Directive:
In the text about removing stray paragraph marks in Word, what string goes in the Find box to remove empty paragraphs?

After you've pasted into Word and clicked the pilcrow you may see a paragraph character at the end of each and every line. You'll want to remove all of these except those marking the end of a true paragraph.

Firstly, there should not be any empty paragraphs creating blank lines. Spacing should be accomplished by using format/style.
Remove empty paragraphs:

Check 'Use wildcards'
Find: ^13{2,10}
Repl: ^p

Broken paragraphs:

First method -
When not following certain punctuation marks such as full stop, question mark and so on, the paragraph character is removed.

(A)

Check 'Use wildcards'
With cursor in Find box click More, Font, Not Bold
Find: ([!.\?:"\!”'’\)0-9])^13 Note both straight and closing curly double quotes are required
Repl: \1 That's \1 followed by a <space>
*** Afterwards with cursor in Find box click 'No formatting' ***

The main problem with this is some of the punctuation may not actually end a paragraph - yet coincidently it's at the end of a line followed by a paragraph character.
Here's an example created by the above F/R: </p> indicates a paragraph character

Even Palmer couldn’t ignore something like that. “Mwhuh?”</p>
she replied as she chewed her doughnut.</p>

'she replied ...' should be on the same line as “Mwhuh?”

So a different approach is to look for lines starting with lowercase letters:

(B)

Check 'Use wildcards'
Find: ^13([a-z]) Looks for lines starting with a lowercase letter after the paragraph character
Repl: \1 That's a <space> followed by \1

So the answer (still imperfect) is to use (A) then use (B)

Still there are problems:
(a) Chapter headings and poetry bits (epigraphs) don't have end punctuation so lose their line/paragaph characters.
Solution: Parts not to be scanned should be made bold then during F/R the Find Criteria should include Format, Font - Not Bold. Change back from Bold afterwards. Click 'No formatting' in F/R dialogue.

(b) In USA it seems the practice is to put a full stop (period) after Mr. Mrs. Ms. Dr. A coincidental paragraph character after the dot would survive and we'd get:
Mr.<p/> </p> represents a paragraph character
Smith....
(C)

Solution: After the above F/Rs, (A) and (B)

Check 'Use wildcards'
Find: ([DM][rs]{1,2}.)^13([A-Z])
Repl: \1 \2 Optional space between \1 and \2 for Dr.Smith or Dr. Smith

(c) Similarly, if by coincidence the para-character is just after a full stop then it's left there even though it's mid paragraph.
Here's an example pre F/R: </p> represents paragraph character

“Okay, now you just sound like a scary boyfriend,” May</p>
said, reaching under her T-shirt to unhook her bra. “Explain.</p>
Why am I doing this?”</p>

Following a F/R the paragraph character after 'May' is removed but the one after 'Explain.' isn't because it just happens to come after a full stop.

(D)

Solution: This will only work for curly quotes, because of a need to distinguish between opening and closing quotes.

Data excerpts:
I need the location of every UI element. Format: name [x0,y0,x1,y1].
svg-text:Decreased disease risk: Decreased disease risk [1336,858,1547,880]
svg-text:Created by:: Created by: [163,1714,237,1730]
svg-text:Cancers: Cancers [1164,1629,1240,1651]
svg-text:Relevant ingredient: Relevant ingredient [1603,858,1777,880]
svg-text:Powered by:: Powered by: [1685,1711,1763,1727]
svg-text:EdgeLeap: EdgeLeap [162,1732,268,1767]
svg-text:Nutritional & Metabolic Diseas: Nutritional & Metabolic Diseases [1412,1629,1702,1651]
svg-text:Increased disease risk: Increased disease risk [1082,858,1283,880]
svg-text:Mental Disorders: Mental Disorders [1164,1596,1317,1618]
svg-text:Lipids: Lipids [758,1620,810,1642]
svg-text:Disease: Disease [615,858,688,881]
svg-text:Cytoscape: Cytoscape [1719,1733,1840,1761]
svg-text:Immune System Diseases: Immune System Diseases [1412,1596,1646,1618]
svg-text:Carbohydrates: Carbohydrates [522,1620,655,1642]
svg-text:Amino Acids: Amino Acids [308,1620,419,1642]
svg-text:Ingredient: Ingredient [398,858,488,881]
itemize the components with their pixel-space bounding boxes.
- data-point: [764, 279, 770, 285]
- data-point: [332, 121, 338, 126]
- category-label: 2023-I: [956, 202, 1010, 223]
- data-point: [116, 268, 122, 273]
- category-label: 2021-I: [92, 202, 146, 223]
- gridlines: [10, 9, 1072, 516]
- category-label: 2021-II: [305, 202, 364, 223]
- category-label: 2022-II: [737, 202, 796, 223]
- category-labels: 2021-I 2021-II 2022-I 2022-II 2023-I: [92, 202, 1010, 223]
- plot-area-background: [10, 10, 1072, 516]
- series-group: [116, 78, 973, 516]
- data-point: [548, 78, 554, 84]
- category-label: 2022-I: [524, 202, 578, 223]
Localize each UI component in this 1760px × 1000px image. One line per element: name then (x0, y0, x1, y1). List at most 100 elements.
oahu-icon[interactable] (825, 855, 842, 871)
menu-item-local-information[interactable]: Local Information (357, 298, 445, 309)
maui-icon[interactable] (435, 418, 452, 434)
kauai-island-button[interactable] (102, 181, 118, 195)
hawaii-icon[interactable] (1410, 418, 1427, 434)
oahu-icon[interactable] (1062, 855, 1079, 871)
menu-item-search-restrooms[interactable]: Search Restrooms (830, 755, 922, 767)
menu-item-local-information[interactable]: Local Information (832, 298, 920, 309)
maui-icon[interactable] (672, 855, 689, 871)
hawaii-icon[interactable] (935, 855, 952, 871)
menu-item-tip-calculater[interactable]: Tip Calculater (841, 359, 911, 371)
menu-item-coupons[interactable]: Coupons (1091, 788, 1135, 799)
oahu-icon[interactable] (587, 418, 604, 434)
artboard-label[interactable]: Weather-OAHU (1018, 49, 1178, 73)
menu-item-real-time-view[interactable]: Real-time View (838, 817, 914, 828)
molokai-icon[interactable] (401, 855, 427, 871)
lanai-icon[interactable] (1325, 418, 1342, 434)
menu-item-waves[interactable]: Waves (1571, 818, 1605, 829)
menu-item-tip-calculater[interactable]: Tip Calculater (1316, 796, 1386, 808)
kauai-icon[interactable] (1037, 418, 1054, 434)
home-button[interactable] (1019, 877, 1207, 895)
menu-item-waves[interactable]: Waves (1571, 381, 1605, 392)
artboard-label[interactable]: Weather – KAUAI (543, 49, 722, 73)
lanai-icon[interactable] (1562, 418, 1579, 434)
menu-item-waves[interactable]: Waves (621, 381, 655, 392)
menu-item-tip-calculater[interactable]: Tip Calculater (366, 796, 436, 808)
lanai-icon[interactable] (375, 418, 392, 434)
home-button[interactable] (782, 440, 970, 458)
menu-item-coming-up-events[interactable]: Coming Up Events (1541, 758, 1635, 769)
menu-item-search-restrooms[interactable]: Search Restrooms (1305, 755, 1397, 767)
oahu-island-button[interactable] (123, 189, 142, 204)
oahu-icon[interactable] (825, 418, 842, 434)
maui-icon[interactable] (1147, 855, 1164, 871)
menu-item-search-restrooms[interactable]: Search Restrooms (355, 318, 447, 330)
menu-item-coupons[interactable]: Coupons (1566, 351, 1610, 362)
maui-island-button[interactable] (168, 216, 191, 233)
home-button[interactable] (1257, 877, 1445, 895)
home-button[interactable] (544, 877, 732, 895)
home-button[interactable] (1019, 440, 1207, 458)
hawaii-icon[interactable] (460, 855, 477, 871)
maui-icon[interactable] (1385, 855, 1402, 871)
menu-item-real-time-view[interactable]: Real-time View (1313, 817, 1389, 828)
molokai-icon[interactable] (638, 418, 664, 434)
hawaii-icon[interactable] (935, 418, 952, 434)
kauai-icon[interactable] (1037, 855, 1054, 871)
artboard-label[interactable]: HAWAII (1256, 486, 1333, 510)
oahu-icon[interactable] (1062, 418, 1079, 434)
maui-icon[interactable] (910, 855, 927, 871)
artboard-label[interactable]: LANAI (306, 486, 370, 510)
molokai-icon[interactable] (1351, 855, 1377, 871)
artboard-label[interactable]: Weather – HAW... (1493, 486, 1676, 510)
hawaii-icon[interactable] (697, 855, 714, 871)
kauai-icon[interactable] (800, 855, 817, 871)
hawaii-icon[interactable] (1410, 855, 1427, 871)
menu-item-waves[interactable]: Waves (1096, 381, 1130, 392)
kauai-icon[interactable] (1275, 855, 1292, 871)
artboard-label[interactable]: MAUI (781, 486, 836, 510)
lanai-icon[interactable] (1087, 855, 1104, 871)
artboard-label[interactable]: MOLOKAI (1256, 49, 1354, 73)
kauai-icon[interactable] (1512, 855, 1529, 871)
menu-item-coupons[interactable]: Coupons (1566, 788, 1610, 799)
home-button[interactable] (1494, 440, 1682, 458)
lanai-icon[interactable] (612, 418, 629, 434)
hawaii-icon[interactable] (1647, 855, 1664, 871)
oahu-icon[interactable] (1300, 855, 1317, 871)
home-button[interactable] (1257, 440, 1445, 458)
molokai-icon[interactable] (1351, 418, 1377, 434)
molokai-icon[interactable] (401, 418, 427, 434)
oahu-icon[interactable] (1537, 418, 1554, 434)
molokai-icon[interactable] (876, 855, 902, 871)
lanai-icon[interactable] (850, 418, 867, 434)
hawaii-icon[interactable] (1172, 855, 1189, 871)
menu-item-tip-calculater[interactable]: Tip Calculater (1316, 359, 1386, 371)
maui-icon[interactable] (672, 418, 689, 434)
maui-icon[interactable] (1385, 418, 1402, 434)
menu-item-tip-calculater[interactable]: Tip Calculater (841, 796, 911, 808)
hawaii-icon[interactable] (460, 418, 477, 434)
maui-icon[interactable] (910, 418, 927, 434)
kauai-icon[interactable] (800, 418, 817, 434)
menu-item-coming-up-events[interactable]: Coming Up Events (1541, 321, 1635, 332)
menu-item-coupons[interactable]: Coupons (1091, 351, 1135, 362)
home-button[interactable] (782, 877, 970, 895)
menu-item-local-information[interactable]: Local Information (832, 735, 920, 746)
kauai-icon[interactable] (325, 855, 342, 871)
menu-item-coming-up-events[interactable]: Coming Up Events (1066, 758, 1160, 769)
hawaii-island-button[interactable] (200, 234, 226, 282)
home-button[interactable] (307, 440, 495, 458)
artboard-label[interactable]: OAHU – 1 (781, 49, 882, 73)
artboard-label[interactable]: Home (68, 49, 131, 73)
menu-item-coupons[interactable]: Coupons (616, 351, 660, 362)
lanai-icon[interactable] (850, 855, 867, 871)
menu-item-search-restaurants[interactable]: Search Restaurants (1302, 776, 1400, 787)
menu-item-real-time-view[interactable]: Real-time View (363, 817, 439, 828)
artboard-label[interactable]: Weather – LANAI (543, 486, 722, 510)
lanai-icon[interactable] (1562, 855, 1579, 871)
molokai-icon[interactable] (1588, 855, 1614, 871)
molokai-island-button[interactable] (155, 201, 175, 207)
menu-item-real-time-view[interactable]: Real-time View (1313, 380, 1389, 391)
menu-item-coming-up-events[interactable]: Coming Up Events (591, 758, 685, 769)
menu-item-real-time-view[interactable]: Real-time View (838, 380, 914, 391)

Response to this task:
^13{2,10}